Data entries
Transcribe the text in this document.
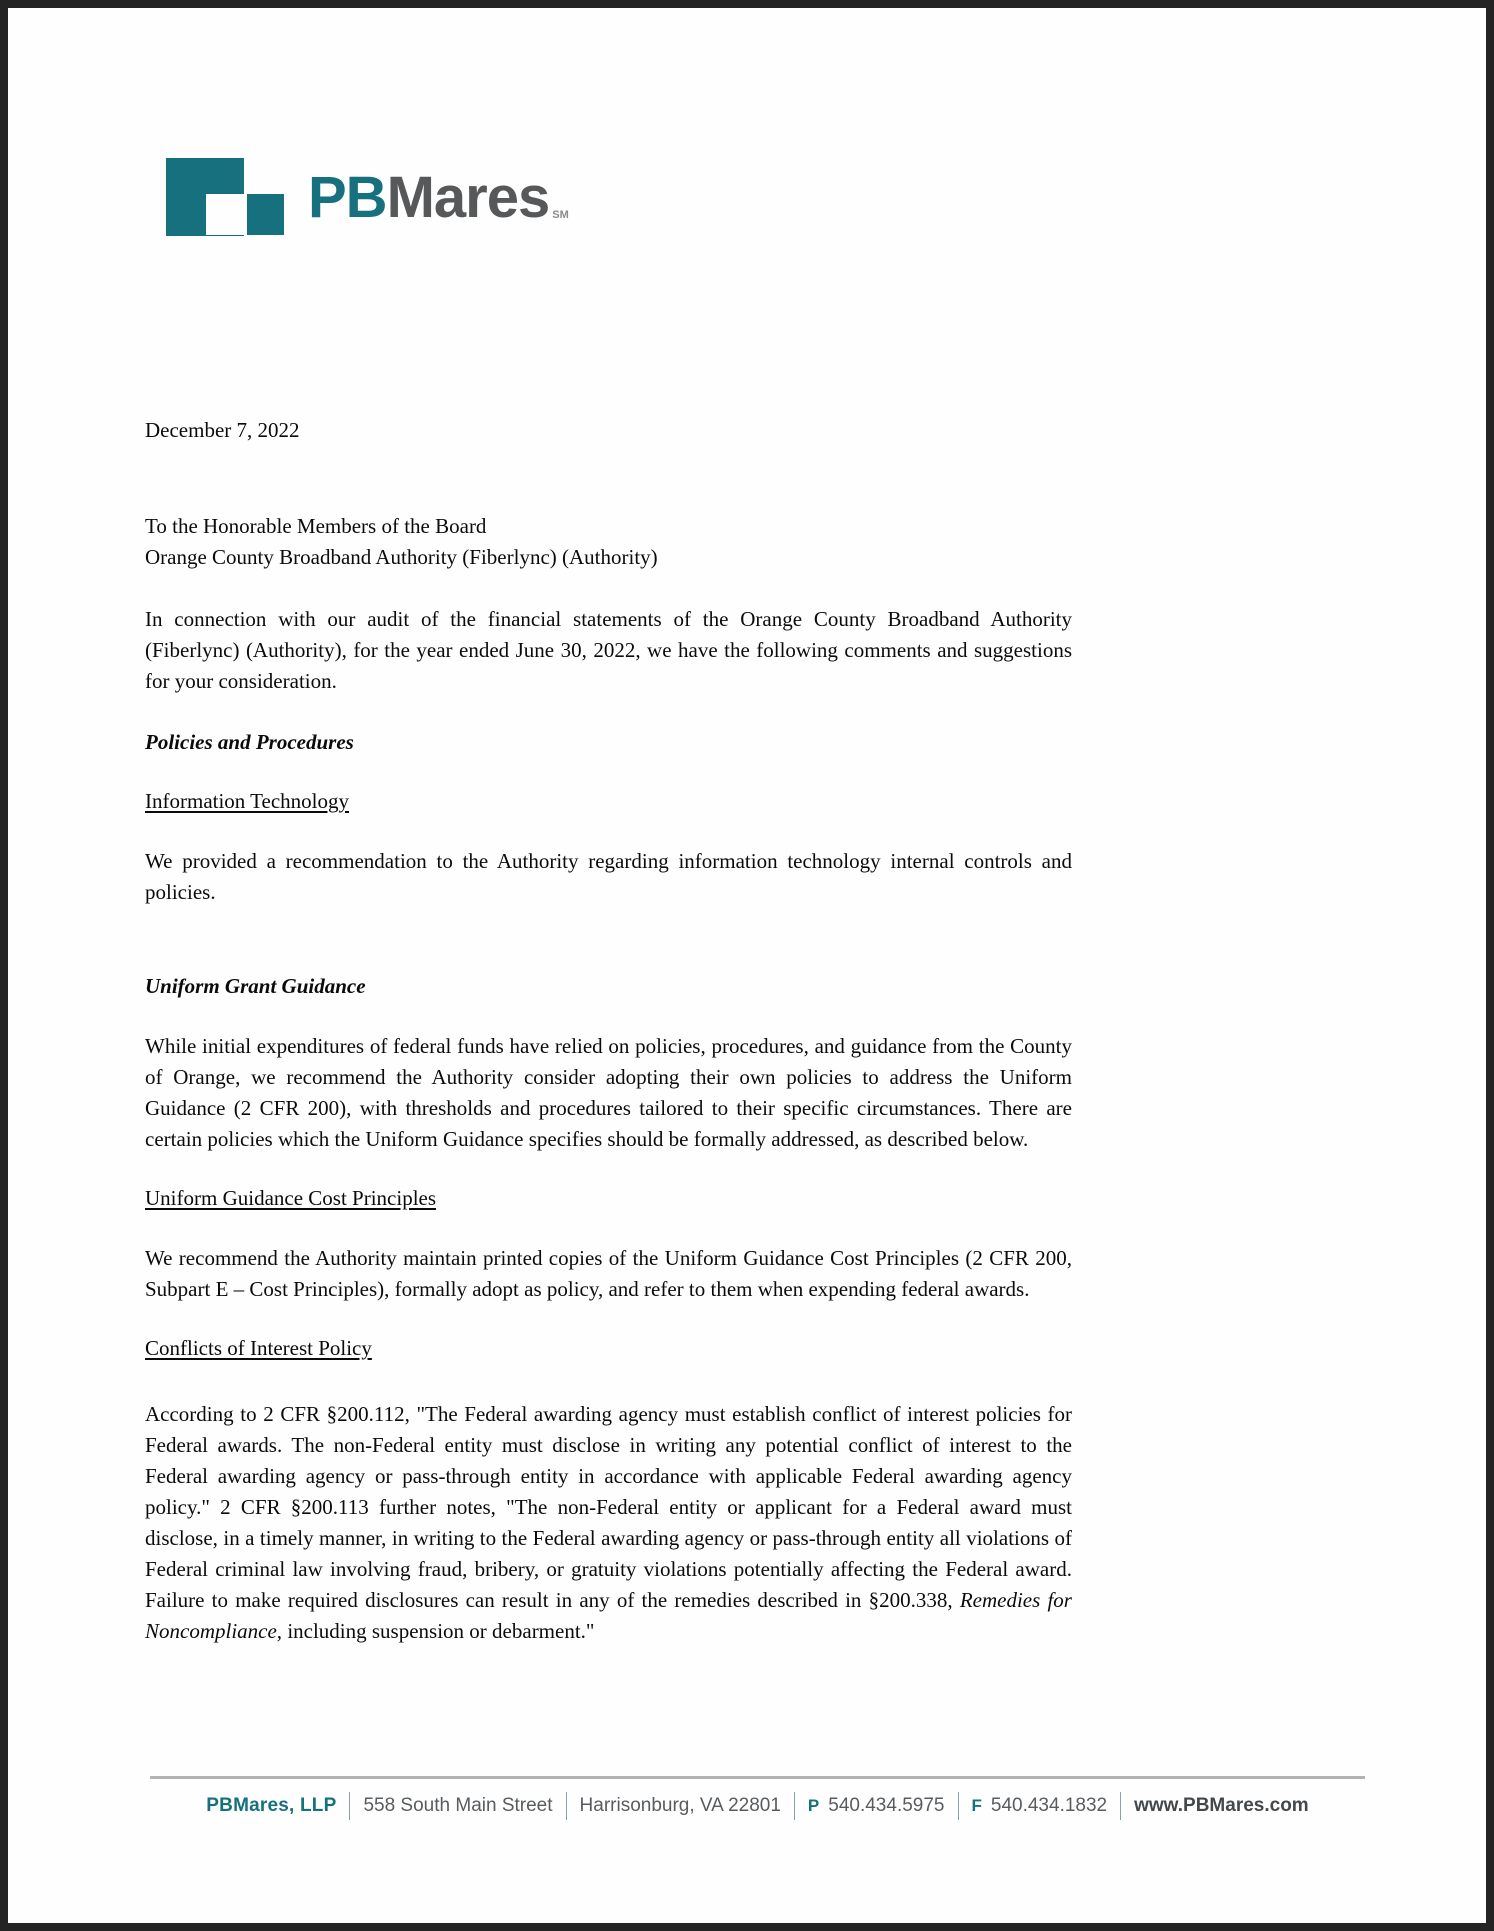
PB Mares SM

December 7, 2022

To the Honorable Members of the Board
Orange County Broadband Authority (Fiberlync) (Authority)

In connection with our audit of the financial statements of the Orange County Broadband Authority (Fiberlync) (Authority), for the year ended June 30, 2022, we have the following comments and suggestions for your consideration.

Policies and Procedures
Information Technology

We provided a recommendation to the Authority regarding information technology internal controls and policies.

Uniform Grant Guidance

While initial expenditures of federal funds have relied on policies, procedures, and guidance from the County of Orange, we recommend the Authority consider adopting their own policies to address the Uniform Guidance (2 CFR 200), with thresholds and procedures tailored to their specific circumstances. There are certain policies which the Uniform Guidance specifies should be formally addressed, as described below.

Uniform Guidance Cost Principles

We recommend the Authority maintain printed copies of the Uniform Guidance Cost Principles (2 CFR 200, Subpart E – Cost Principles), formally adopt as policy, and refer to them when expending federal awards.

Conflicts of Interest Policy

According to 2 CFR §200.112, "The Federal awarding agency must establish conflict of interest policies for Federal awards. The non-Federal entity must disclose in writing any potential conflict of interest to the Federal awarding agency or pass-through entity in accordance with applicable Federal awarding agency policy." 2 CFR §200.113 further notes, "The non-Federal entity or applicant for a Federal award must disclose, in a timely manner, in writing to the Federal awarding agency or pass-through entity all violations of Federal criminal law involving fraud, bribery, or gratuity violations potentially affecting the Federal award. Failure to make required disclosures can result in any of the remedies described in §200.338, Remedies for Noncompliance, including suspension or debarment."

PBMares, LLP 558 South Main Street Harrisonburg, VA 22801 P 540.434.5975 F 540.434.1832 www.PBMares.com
==
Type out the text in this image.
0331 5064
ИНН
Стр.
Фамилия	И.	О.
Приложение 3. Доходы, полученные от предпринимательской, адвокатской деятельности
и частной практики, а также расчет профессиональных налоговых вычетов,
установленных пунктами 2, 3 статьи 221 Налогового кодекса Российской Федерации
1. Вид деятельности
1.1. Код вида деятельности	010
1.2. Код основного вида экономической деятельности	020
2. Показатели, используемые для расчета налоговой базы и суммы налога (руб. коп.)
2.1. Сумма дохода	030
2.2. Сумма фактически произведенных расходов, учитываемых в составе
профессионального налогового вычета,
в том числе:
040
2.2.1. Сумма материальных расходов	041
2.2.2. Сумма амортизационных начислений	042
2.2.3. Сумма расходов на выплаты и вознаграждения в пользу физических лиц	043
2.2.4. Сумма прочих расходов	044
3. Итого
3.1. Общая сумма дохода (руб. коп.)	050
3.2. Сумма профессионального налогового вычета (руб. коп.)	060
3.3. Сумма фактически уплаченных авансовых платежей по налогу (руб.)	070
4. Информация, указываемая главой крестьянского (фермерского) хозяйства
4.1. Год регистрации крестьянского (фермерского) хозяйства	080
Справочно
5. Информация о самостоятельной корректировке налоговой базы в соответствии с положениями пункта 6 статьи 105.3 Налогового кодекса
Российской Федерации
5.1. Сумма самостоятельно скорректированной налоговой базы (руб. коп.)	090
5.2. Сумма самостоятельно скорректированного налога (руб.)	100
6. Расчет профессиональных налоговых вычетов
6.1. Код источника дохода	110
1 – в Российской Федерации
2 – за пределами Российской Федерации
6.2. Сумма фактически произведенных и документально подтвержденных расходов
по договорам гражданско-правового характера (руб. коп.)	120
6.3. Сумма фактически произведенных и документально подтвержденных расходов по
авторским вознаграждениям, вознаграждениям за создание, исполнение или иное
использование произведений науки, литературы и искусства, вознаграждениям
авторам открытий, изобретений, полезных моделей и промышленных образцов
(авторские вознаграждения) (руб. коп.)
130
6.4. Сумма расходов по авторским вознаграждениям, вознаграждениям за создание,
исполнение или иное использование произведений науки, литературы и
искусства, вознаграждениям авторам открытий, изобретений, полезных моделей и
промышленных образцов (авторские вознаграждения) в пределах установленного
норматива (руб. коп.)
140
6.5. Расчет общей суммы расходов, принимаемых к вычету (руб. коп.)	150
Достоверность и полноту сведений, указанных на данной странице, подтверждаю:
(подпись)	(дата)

TASK:
Using the listing above, list every line in which the string "полезных" occurs.

RESULT FOR THIS EXERCISE:
авторам открытий, изобретений, полезных моделей и промышленных образцов
искусства, вознаграждениям авторам открытий, изобретений, полезных моделей и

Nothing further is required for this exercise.